• Exercise instructions
Repeat each record exactly as written, and drop any images.

Excerpts from a figure dataset
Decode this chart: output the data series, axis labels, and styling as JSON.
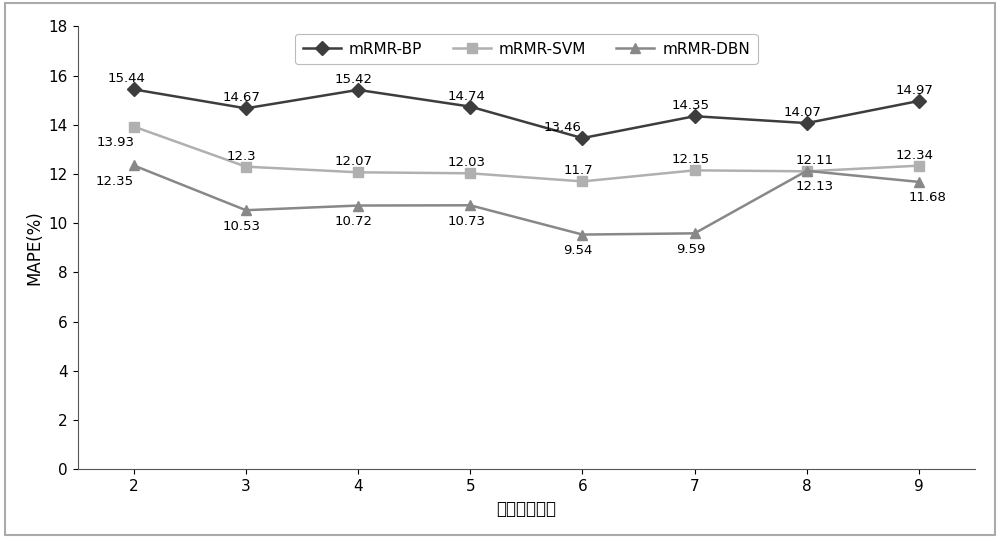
{
  "x": [
    2,
    3,
    4,
    5,
    6,
    7,
    8,
    9
  ],
  "mRMR_BP": [
    15.44,
    14.67,
    15.42,
    14.74,
    13.46,
    14.35,
    14.07,
    14.97
  ],
  "mRMR_SVM": [
    13.93,
    12.3,
    12.07,
    12.03,
    11.7,
    12.15,
    12.11,
    12.34
  ],
  "mRMR_DBN": [
    12.35,
    10.53,
    10.72,
    10.73,
    9.54,
    9.59,
    12.13,
    11.68
  ],
  "labels_BP": [
    "15.44",
    "14.67",
    "15.42",
    "14.74",
    "13.46",
    "14.35",
    "14.07",
    "14.97"
  ],
  "labels_SVM": [
    "13.93",
    "12.3",
    "12.07",
    "12.03",
    "11.7",
    "12.15",
    "12.11",
    "12.34"
  ],
  "labels_DBN": [
    "12.35",
    "10.53",
    "10.72",
    "10.73",
    "9.54",
    "9.59",
    "12.13",
    "11.68"
  ],
  "color_BP": "#3d3d3d",
  "color_SVM": "#b0b0b0",
  "color_DBN": "#888888",
  "xlabel": "按序输入个数",
  "ylabel": "MAPE(%)",
  "ylim": [
    0,
    18
  ],
  "yticks": [
    0,
    2,
    4,
    6,
    8,
    10,
    12,
    14,
    16,
    18
  ],
  "legend_labels": [
    "mRMR-BP",
    "mRMR-SVM",
    "mRMR-DBN"
  ],
  "background_color": "#ffffff",
  "border_color": "#aaaaaa",
  "legend_fontsize": 11,
  "label_fontsize": 12,
  "tick_fontsize": 11,
  "annotation_fontsize": 9.5
}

• Exercise result
Decode this chart: output the data series, axis labels, and styling as JSON.
{
  "x": [
    2,
    3,
    4,
    5,
    6,
    7,
    8,
    9
  ],
  "mRMR_BP": [
    15.44,
    14.67,
    15.42,
    14.74,
    13.46,
    14.35,
    14.07,
    14.97
  ],
  "mRMR_SVM": [
    13.93,
    12.3,
    12.07,
    12.03,
    11.7,
    12.15,
    12.11,
    12.34
  ],
  "mRMR_DBN": [
    12.35,
    10.53,
    10.72,
    10.73,
    9.54,
    9.59,
    12.13,
    11.68
  ],
  "labels_BP": [
    "15.44",
    "14.67",
    "15.42",
    "14.74",
    "13.46",
    "14.35",
    "14.07",
    "14.97"
  ],
  "labels_SVM": [
    "13.93",
    "12.3",
    "12.07",
    "12.03",
    "11.7",
    "12.15",
    "12.11",
    "12.34"
  ],
  "labels_DBN": [
    "12.35",
    "10.53",
    "10.72",
    "10.73",
    "9.54",
    "9.59",
    "12.13",
    "11.68"
  ],
  "color_BP": "#3d3d3d",
  "color_SVM": "#b0b0b0",
  "color_DBN": "#888888",
  "xlabel": "按序输入个数",
  "ylabel": "MAPE(%)",
  "ylim": [
    0,
    18
  ],
  "yticks": [
    0,
    2,
    4,
    6,
    8,
    10,
    12,
    14,
    16,
    18
  ],
  "legend_labels": [
    "mRMR-BP",
    "mRMR-SVM",
    "mRMR-DBN"
  ],
  "background_color": "#ffffff",
  "border_color": "#aaaaaa",
  "legend_fontsize": 11,
  "label_fontsize": 12,
  "tick_fontsize": 11,
  "annotation_fontsize": 9.5
}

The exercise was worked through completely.